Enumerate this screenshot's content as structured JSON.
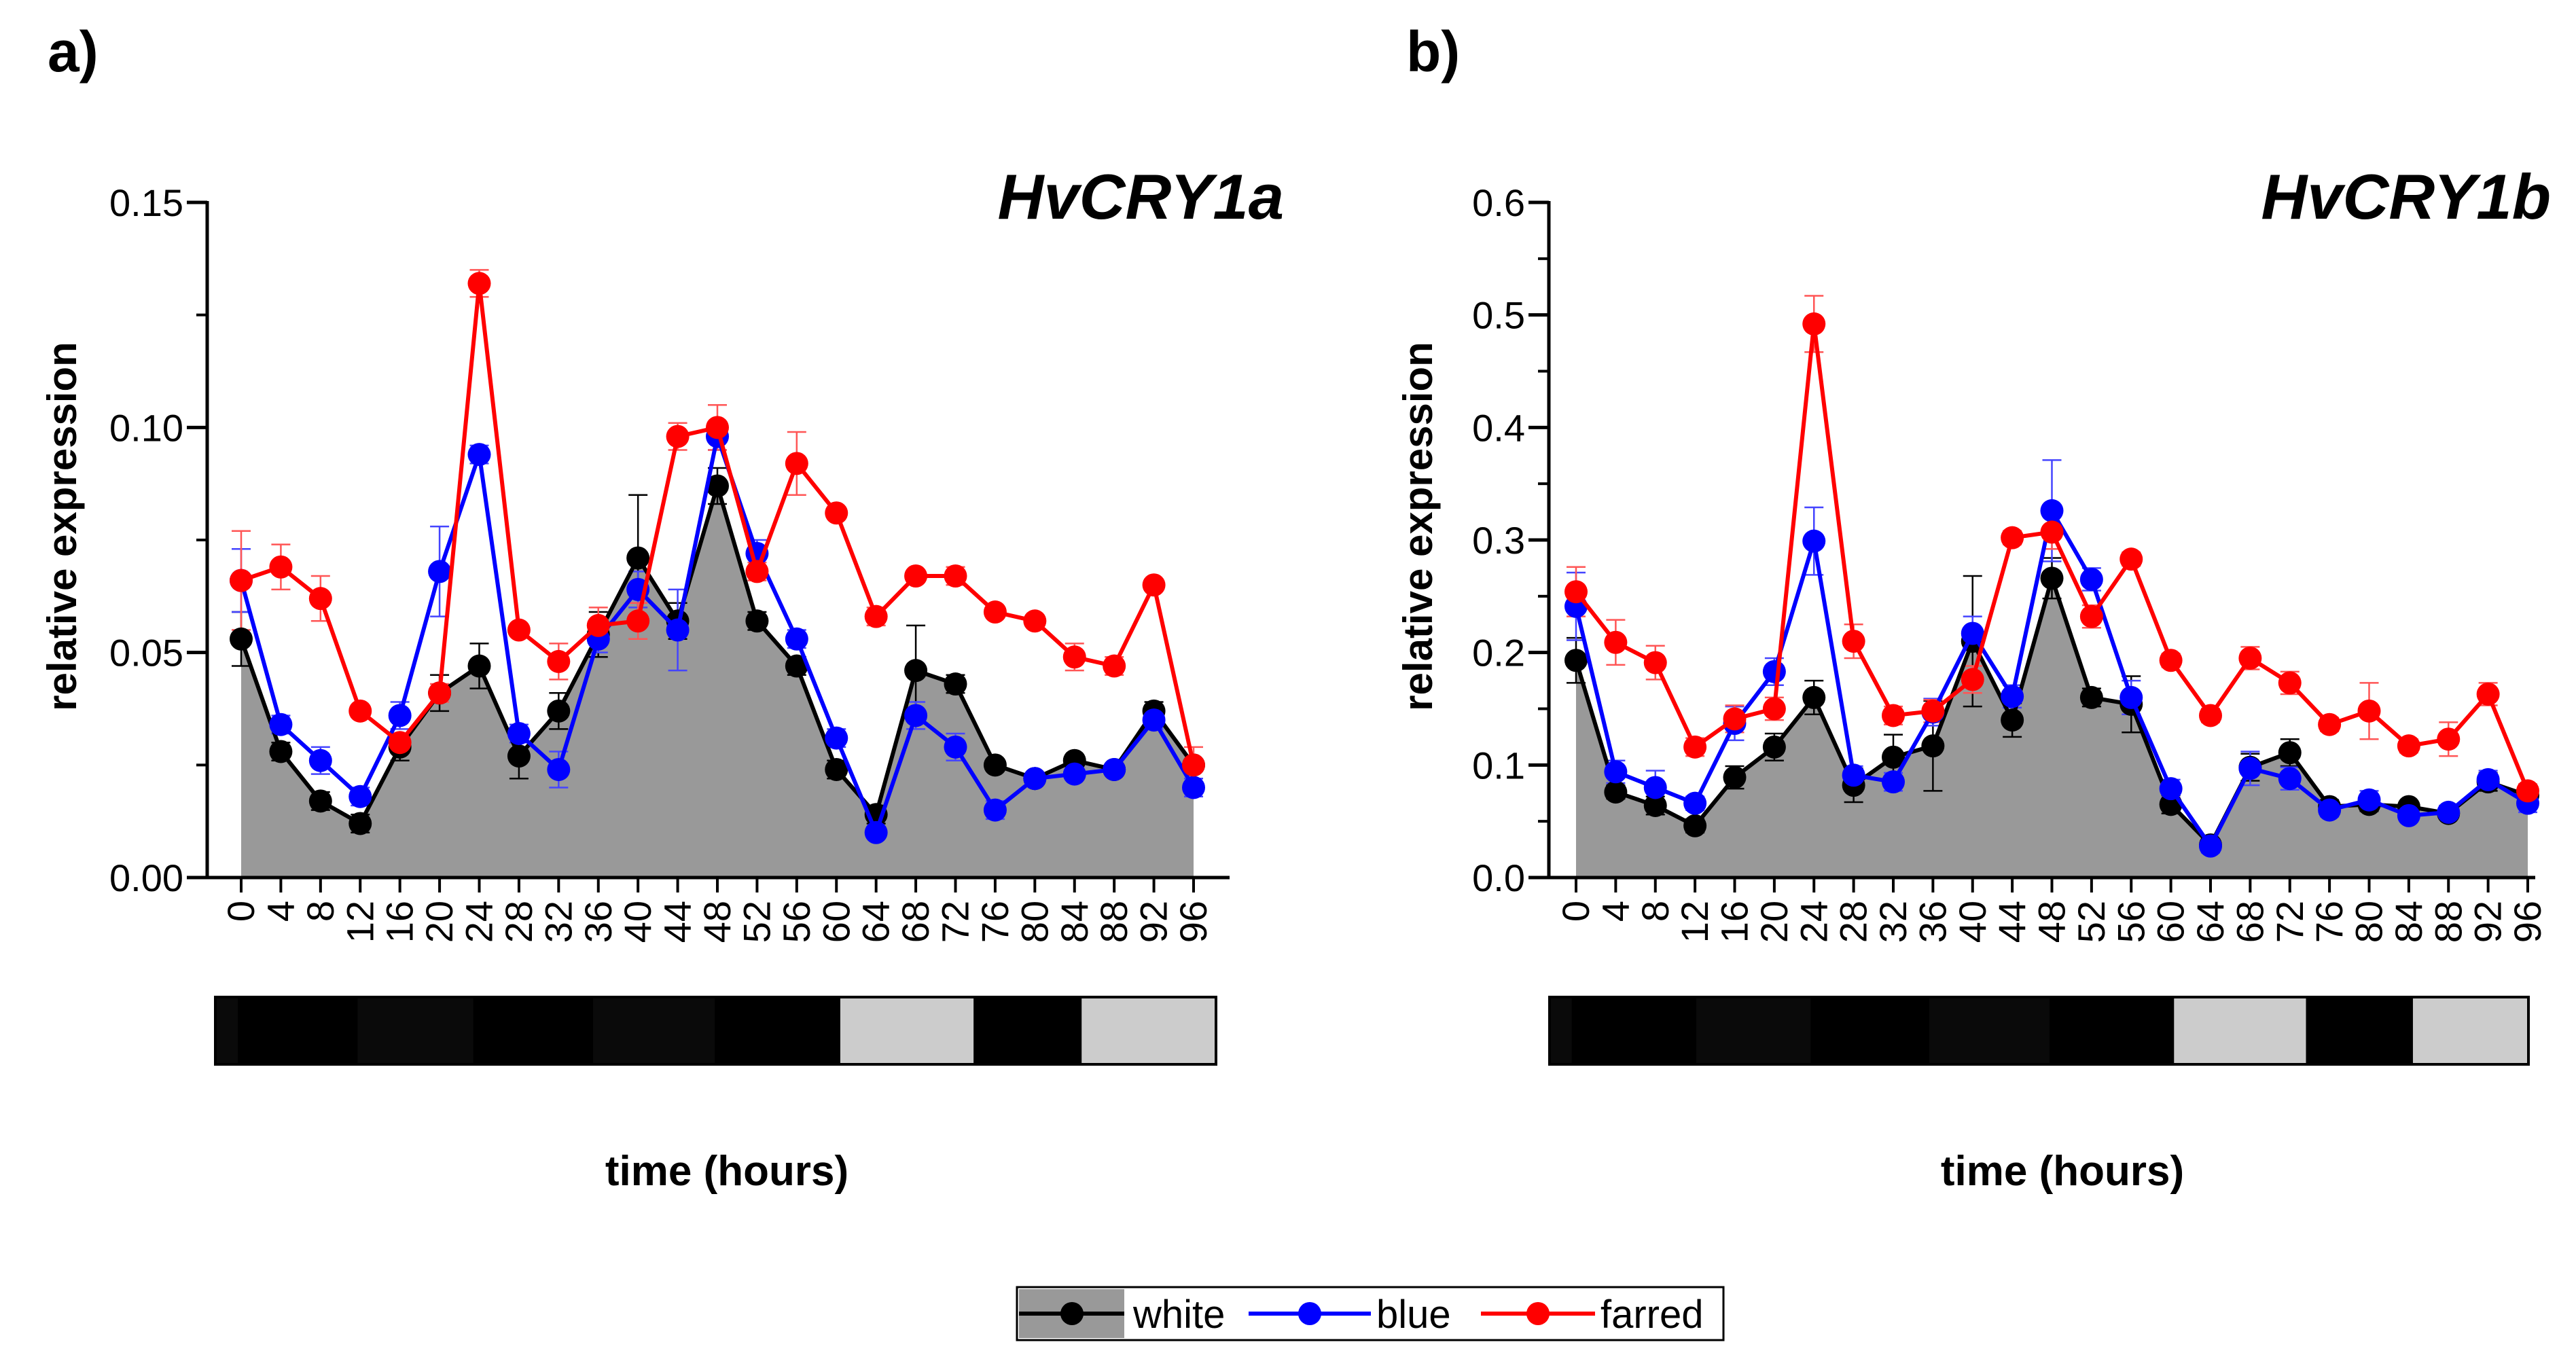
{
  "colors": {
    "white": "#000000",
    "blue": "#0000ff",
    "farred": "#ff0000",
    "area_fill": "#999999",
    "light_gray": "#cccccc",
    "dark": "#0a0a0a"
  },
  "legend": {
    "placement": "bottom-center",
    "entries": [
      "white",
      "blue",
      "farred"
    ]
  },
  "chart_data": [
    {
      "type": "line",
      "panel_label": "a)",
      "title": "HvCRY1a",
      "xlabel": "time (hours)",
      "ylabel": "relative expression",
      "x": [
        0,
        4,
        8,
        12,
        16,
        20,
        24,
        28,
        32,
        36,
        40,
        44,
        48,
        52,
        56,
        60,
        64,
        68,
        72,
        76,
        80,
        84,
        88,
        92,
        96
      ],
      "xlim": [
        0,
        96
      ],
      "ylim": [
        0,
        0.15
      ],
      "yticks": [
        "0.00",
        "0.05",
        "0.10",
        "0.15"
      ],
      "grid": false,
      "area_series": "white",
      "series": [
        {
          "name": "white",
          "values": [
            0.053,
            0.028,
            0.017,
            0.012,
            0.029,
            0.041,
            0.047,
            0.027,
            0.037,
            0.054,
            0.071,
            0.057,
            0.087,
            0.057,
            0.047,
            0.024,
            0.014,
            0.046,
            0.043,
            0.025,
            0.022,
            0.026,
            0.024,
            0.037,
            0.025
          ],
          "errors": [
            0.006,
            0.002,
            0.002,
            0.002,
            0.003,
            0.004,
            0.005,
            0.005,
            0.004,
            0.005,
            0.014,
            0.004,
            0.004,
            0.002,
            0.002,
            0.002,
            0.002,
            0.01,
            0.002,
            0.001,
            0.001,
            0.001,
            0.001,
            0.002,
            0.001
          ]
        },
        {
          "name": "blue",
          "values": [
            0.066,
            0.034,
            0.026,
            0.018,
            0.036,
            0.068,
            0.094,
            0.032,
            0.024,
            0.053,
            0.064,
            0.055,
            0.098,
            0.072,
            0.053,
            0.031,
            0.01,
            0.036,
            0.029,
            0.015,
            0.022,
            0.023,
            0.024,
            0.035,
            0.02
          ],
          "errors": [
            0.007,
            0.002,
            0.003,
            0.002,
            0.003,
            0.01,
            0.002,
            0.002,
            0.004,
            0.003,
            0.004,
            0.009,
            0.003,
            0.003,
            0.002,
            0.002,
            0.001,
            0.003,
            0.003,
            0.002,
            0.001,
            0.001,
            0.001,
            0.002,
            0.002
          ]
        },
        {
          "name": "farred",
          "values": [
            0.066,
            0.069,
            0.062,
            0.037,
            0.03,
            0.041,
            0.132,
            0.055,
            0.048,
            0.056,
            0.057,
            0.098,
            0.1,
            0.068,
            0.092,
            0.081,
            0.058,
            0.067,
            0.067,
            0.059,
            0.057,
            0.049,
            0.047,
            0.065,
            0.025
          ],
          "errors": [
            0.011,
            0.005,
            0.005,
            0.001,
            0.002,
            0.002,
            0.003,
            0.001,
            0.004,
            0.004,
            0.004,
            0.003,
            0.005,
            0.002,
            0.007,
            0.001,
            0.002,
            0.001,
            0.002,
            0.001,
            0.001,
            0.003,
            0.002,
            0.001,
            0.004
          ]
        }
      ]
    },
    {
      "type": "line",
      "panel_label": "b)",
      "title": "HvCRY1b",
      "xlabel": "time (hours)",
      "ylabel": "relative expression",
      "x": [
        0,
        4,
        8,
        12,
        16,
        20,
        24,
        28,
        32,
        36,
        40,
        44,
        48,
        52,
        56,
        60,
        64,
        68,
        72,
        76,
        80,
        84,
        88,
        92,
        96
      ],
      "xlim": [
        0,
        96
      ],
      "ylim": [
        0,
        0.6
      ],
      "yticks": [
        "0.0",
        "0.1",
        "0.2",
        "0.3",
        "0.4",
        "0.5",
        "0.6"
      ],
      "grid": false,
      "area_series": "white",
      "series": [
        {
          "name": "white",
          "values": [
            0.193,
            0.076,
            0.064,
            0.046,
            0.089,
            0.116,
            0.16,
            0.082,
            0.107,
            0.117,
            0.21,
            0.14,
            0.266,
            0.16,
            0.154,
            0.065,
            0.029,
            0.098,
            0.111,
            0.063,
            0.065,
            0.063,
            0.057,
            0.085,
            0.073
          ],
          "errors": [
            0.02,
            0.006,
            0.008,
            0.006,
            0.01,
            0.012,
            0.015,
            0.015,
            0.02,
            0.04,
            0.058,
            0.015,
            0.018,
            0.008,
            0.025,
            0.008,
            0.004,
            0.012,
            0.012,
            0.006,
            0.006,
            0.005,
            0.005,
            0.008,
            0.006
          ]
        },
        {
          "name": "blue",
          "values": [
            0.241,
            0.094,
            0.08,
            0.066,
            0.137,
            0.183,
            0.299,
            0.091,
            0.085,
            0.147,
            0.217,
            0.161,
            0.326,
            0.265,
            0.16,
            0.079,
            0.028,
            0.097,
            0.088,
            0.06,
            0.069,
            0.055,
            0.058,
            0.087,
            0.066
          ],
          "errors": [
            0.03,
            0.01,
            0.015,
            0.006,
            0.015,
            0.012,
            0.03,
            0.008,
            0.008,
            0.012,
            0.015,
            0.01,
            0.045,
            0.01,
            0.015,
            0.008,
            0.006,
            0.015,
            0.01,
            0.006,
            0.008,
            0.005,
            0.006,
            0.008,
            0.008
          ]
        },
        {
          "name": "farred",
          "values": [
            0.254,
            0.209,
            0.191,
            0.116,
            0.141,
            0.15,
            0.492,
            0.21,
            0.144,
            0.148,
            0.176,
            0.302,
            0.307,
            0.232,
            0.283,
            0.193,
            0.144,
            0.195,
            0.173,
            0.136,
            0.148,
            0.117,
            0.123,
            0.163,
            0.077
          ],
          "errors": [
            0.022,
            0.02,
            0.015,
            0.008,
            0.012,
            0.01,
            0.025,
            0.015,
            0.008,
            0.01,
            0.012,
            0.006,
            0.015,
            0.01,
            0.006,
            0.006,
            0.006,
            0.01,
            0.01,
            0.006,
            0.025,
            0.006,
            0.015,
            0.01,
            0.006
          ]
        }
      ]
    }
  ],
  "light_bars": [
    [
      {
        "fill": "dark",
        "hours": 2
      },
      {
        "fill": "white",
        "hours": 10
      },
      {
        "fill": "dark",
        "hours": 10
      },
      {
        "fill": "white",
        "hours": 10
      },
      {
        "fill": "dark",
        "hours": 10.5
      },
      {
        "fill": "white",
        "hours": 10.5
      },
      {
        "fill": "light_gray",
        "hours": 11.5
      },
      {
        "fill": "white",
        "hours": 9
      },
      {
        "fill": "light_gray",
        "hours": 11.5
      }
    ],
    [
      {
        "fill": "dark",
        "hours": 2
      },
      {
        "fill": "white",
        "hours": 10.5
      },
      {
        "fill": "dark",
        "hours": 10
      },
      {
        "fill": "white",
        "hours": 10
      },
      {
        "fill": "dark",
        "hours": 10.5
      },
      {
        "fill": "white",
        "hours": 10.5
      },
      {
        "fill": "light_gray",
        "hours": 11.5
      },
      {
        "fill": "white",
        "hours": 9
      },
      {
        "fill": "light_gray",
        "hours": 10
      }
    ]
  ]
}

- - - -

> _Objective_: Copy the data word for word. Pictures do not go in the copy.

> _Task answer_:
Enumerate this screenshot's content as structured JSON.
{
  "colors": {
    "white": "#000000",
    "blue": "#0000ff",
    "farred": "#ff0000",
    "area_fill": "#999999",
    "light_gray": "#cccccc",
    "dark": "#0a0a0a"
  },
  "legend": {
    "placement": "bottom-center",
    "entries": [
      "white",
      "blue",
      "farred"
    ]
  },
  "chart_data": [
    {
      "type": "line",
      "panel_label": "a)",
      "title": "HvCRY1a",
      "xlabel": "time (hours)",
      "ylabel": "relative expression",
      "x": [
        0,
        4,
        8,
        12,
        16,
        20,
        24,
        28,
        32,
        36,
        40,
        44,
        48,
        52,
        56,
        60,
        64,
        68,
        72,
        76,
        80,
        84,
        88,
        92,
        96
      ],
      "xlim": [
        0,
        96
      ],
      "ylim": [
        0,
        0.15
      ],
      "yticks": [
        "0.00",
        "0.05",
        "0.10",
        "0.15"
      ],
      "grid": false,
      "area_series": "white",
      "series": [
        {
          "name": "white",
          "values": [
            0.053,
            0.028,
            0.017,
            0.012,
            0.029,
            0.041,
            0.047,
            0.027,
            0.037,
            0.054,
            0.071,
            0.057,
            0.087,
            0.057,
            0.047,
            0.024,
            0.014,
            0.046,
            0.043,
            0.025,
            0.022,
            0.026,
            0.024,
            0.037,
            0.025
          ],
          "errors": [
            0.006,
            0.002,
            0.002,
            0.002,
            0.003,
            0.004,
            0.005,
            0.005,
            0.004,
            0.005,
            0.014,
            0.004,
            0.004,
            0.002,
            0.002,
            0.002,
            0.002,
            0.01,
            0.002,
            0.001,
            0.001,
            0.001,
            0.001,
            0.002,
            0.001
          ]
        },
        {
          "name": "blue",
          "values": [
            0.066,
            0.034,
            0.026,
            0.018,
            0.036,
            0.068,
            0.094,
            0.032,
            0.024,
            0.053,
            0.064,
            0.055,
            0.098,
            0.072,
            0.053,
            0.031,
            0.01,
            0.036,
            0.029,
            0.015,
            0.022,
            0.023,
            0.024,
            0.035,
            0.02
          ],
          "errors": [
            0.007,
            0.002,
            0.003,
            0.002,
            0.003,
            0.01,
            0.002,
            0.002,
            0.004,
            0.003,
            0.004,
            0.009,
            0.003,
            0.003,
            0.002,
            0.002,
            0.001,
            0.003,
            0.003,
            0.002,
            0.001,
            0.001,
            0.001,
            0.002,
            0.002
          ]
        },
        {
          "name": "farred",
          "values": [
            0.066,
            0.069,
            0.062,
            0.037,
            0.03,
            0.041,
            0.132,
            0.055,
            0.048,
            0.056,
            0.057,
            0.098,
            0.1,
            0.068,
            0.092,
            0.081,
            0.058,
            0.067,
            0.067,
            0.059,
            0.057,
            0.049,
            0.047,
            0.065,
            0.025
          ],
          "errors": [
            0.011,
            0.005,
            0.005,
            0.001,
            0.002,
            0.002,
            0.003,
            0.001,
            0.004,
            0.004,
            0.004,
            0.003,
            0.005,
            0.002,
            0.007,
            0.001,
            0.002,
            0.001,
            0.002,
            0.001,
            0.001,
            0.003,
            0.002,
            0.001,
            0.004
          ]
        }
      ]
    },
    {
      "type": "line",
      "panel_label": "b)",
      "title": "HvCRY1b",
      "xlabel": "time (hours)",
      "ylabel": "relative expression",
      "x": [
        0,
        4,
        8,
        12,
        16,
        20,
        24,
        28,
        32,
        36,
        40,
        44,
        48,
        52,
        56,
        60,
        64,
        68,
        72,
        76,
        80,
        84,
        88,
        92,
        96
      ],
      "xlim": [
        0,
        96
      ],
      "ylim": [
        0,
        0.6
      ],
      "yticks": [
        "0.0",
        "0.1",
        "0.2",
        "0.3",
        "0.4",
        "0.5",
        "0.6"
      ],
      "grid": false,
      "area_series": "white",
      "series": [
        {
          "name": "white",
          "values": [
            0.193,
            0.076,
            0.064,
            0.046,
            0.089,
            0.116,
            0.16,
            0.082,
            0.107,
            0.117,
            0.21,
            0.14,
            0.266,
            0.16,
            0.154,
            0.065,
            0.029,
            0.098,
            0.111,
            0.063,
            0.065,
            0.063,
            0.057,
            0.085,
            0.073
          ],
          "errors": [
            0.02,
            0.006,
            0.008,
            0.006,
            0.01,
            0.012,
            0.015,
            0.015,
            0.02,
            0.04,
            0.058,
            0.015,
            0.018,
            0.008,
            0.025,
            0.008,
            0.004,
            0.012,
            0.012,
            0.006,
            0.006,
            0.005,
            0.005,
            0.008,
            0.006
          ]
        },
        {
          "name": "blue",
          "values": [
            0.241,
            0.094,
            0.08,
            0.066,
            0.137,
            0.183,
            0.299,
            0.091,
            0.085,
            0.147,
            0.217,
            0.161,
            0.326,
            0.265,
            0.16,
            0.079,
            0.028,
            0.097,
            0.088,
            0.06,
            0.069,
            0.055,
            0.058,
            0.087,
            0.066
          ],
          "errors": [
            0.03,
            0.01,
            0.015,
            0.006,
            0.015,
            0.012,
            0.03,
            0.008,
            0.008,
            0.012,
            0.015,
            0.01,
            0.045,
            0.01,
            0.015,
            0.008,
            0.006,
            0.015,
            0.01,
            0.006,
            0.008,
            0.005,
            0.006,
            0.008,
            0.008
          ]
        },
        {
          "name": "farred",
          "values": [
            0.254,
            0.209,
            0.191,
            0.116,
            0.141,
            0.15,
            0.492,
            0.21,
            0.144,
            0.148,
            0.176,
            0.302,
            0.307,
            0.232,
            0.283,
            0.193,
            0.144,
            0.195,
            0.173,
            0.136,
            0.148,
            0.117,
            0.123,
            0.163,
            0.077
          ],
          "errors": [
            0.022,
            0.02,
            0.015,
            0.008,
            0.012,
            0.01,
            0.025,
            0.015,
            0.008,
            0.01,
            0.012,
            0.006,
            0.015,
            0.01,
            0.006,
            0.006,
            0.006,
            0.01,
            0.01,
            0.006,
            0.025,
            0.006,
            0.015,
            0.01,
            0.006
          ]
        }
      ]
    }
  ],
  "light_bars": [
    [
      {
        "fill": "dark",
        "hours": 2
      },
      {
        "fill": "white",
        "hours": 10
      },
      {
        "fill": "dark",
        "hours": 10
      },
      {
        "fill": "white",
        "hours": 10
      },
      {
        "fill": "dark",
        "hours": 10.5
      },
      {
        "fill": "white",
        "hours": 10.5
      },
      {
        "fill": "light_gray",
        "hours": 11.5
      },
      {
        "fill": "white",
        "hours": 9
      },
      {
        "fill": "light_gray",
        "hours": 11.5
      }
    ],
    [
      {
        "fill": "dark",
        "hours": 2
      },
      {
        "fill": "white",
        "hours": 10.5
      },
      {
        "fill": "dark",
        "hours": 10
      },
      {
        "fill": "white",
        "hours": 10
      },
      {
        "fill": "dark",
        "hours": 10.5
      },
      {
        "fill": "white",
        "hours": 10.5
      },
      {
        "fill": "light_gray",
        "hours": 11.5
      },
      {
        "fill": "white",
        "hours": 9
      },
      {
        "fill": "light_gray",
        "hours": 10
      }
    ]
  ]
}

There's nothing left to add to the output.